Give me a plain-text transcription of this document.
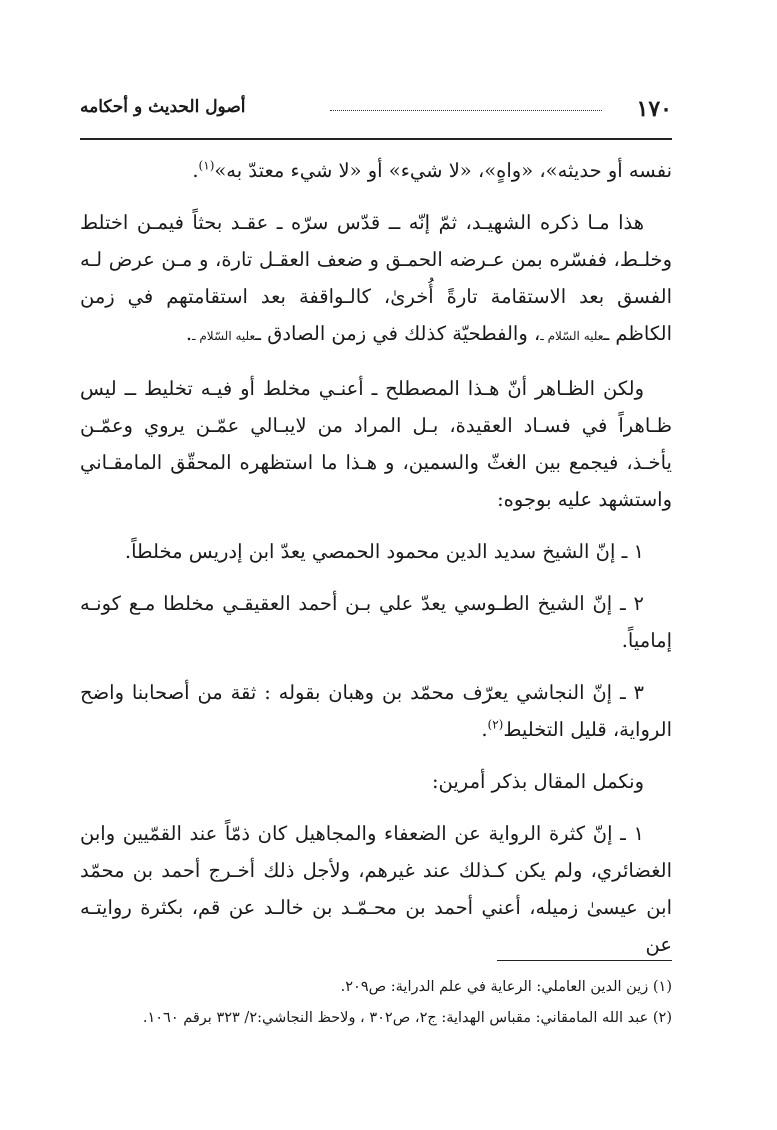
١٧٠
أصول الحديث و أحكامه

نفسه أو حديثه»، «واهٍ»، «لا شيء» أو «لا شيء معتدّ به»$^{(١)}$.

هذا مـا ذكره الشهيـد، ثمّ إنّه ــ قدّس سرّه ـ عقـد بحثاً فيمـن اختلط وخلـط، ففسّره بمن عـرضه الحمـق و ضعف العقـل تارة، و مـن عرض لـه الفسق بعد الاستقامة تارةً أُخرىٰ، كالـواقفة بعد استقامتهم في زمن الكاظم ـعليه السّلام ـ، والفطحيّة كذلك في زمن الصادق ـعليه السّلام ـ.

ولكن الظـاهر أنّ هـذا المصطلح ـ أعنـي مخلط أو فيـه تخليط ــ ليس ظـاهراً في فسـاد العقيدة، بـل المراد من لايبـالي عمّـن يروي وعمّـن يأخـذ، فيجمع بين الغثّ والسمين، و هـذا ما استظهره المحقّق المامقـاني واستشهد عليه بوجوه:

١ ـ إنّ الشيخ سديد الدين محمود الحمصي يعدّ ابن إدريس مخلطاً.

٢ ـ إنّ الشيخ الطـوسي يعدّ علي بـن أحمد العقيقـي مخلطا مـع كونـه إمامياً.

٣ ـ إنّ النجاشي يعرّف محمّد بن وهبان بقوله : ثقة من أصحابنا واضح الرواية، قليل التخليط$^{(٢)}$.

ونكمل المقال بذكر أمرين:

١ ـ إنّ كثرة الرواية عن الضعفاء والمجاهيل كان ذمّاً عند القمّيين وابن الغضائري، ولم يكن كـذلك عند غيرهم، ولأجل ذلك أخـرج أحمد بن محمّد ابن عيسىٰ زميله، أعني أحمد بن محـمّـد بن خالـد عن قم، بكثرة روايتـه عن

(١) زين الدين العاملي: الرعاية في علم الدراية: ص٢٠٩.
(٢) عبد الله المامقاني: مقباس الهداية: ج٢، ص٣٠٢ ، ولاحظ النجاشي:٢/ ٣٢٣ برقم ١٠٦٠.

══════════

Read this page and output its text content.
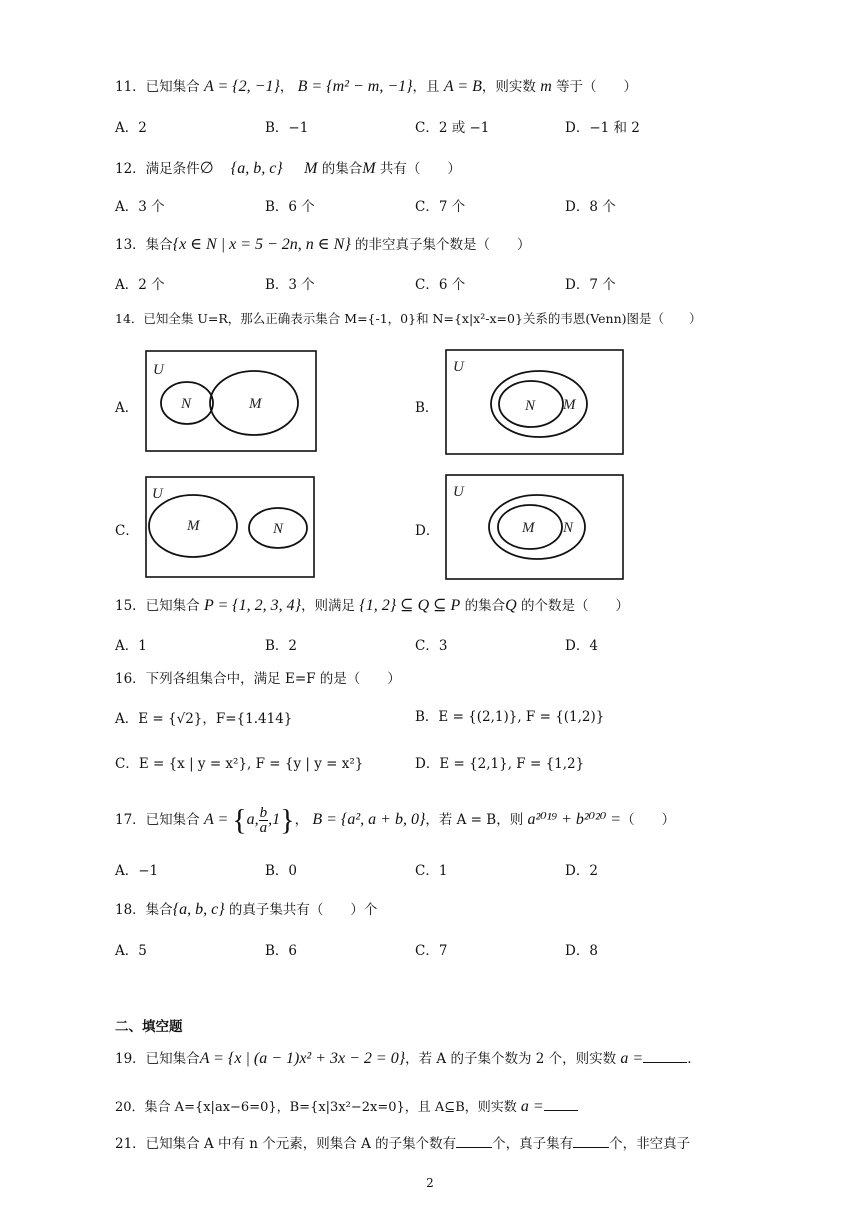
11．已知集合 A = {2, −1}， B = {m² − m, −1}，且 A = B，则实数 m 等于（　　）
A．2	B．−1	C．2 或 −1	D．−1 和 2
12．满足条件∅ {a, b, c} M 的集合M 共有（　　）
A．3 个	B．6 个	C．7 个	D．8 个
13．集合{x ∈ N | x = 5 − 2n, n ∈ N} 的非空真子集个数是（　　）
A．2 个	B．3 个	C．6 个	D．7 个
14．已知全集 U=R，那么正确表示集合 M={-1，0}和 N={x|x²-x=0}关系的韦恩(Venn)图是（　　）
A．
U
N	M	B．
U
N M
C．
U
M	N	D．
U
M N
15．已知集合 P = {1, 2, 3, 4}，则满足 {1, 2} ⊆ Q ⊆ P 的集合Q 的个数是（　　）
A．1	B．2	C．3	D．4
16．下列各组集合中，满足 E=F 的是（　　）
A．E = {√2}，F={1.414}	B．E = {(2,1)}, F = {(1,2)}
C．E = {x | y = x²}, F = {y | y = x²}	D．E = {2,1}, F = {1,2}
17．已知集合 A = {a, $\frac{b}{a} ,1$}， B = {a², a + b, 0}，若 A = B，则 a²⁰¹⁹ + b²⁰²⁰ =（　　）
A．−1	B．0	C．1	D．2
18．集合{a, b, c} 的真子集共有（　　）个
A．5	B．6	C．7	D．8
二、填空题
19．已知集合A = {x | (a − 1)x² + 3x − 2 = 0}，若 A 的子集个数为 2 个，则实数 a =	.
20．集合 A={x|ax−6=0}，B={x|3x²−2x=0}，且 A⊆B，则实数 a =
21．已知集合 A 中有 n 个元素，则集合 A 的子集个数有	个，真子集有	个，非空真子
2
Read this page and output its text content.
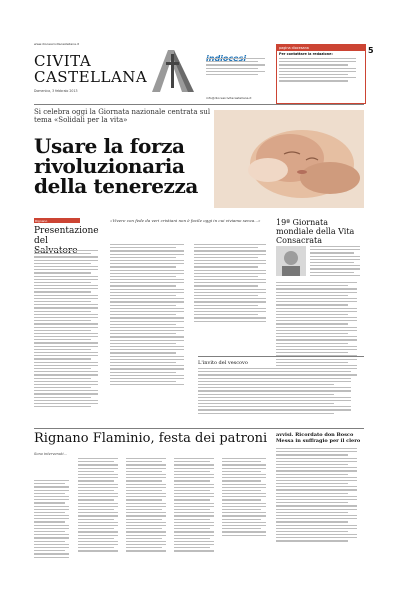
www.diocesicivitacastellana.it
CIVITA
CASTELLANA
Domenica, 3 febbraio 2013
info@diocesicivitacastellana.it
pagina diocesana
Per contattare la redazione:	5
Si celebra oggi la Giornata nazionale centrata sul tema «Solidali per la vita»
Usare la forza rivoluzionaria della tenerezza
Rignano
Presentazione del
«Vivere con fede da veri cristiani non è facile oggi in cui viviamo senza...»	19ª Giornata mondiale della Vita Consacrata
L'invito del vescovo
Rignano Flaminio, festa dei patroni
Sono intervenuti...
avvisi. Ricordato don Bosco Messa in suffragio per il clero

══════════

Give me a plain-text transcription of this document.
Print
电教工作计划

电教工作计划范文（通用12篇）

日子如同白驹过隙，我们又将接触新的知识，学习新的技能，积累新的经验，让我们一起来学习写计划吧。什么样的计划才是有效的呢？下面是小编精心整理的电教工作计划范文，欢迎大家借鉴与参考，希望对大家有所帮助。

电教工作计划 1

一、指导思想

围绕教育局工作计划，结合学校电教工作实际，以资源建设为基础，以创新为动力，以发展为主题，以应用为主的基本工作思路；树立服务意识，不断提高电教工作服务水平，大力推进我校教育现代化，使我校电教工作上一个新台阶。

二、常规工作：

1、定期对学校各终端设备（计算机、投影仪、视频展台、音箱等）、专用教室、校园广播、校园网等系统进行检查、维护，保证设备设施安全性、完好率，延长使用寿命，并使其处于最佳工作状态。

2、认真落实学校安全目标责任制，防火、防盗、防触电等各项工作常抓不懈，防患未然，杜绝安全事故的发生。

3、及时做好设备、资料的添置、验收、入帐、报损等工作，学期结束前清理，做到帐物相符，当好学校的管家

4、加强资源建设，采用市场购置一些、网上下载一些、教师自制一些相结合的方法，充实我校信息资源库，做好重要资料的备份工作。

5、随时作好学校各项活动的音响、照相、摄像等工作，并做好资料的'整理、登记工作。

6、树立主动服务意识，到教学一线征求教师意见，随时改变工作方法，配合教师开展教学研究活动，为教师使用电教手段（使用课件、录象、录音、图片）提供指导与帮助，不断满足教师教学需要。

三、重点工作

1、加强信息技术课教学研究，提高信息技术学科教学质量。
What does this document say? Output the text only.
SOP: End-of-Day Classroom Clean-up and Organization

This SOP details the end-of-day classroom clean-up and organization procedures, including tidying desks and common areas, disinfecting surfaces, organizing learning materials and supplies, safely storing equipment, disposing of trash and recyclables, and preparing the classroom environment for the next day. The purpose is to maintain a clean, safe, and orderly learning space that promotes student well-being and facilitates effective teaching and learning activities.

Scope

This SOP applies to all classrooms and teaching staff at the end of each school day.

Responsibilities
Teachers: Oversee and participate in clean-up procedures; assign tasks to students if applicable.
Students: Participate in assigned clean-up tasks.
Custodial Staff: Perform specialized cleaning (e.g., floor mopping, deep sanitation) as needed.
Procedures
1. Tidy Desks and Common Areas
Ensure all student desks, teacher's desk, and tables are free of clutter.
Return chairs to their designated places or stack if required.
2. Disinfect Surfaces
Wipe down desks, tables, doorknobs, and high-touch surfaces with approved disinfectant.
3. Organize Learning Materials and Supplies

══════════

[PROBLEM] What is the number of lines in this listing that contain the word "مخلطا"? Answer with that number and nothing else.

[PROBLEM SOLUTION] 2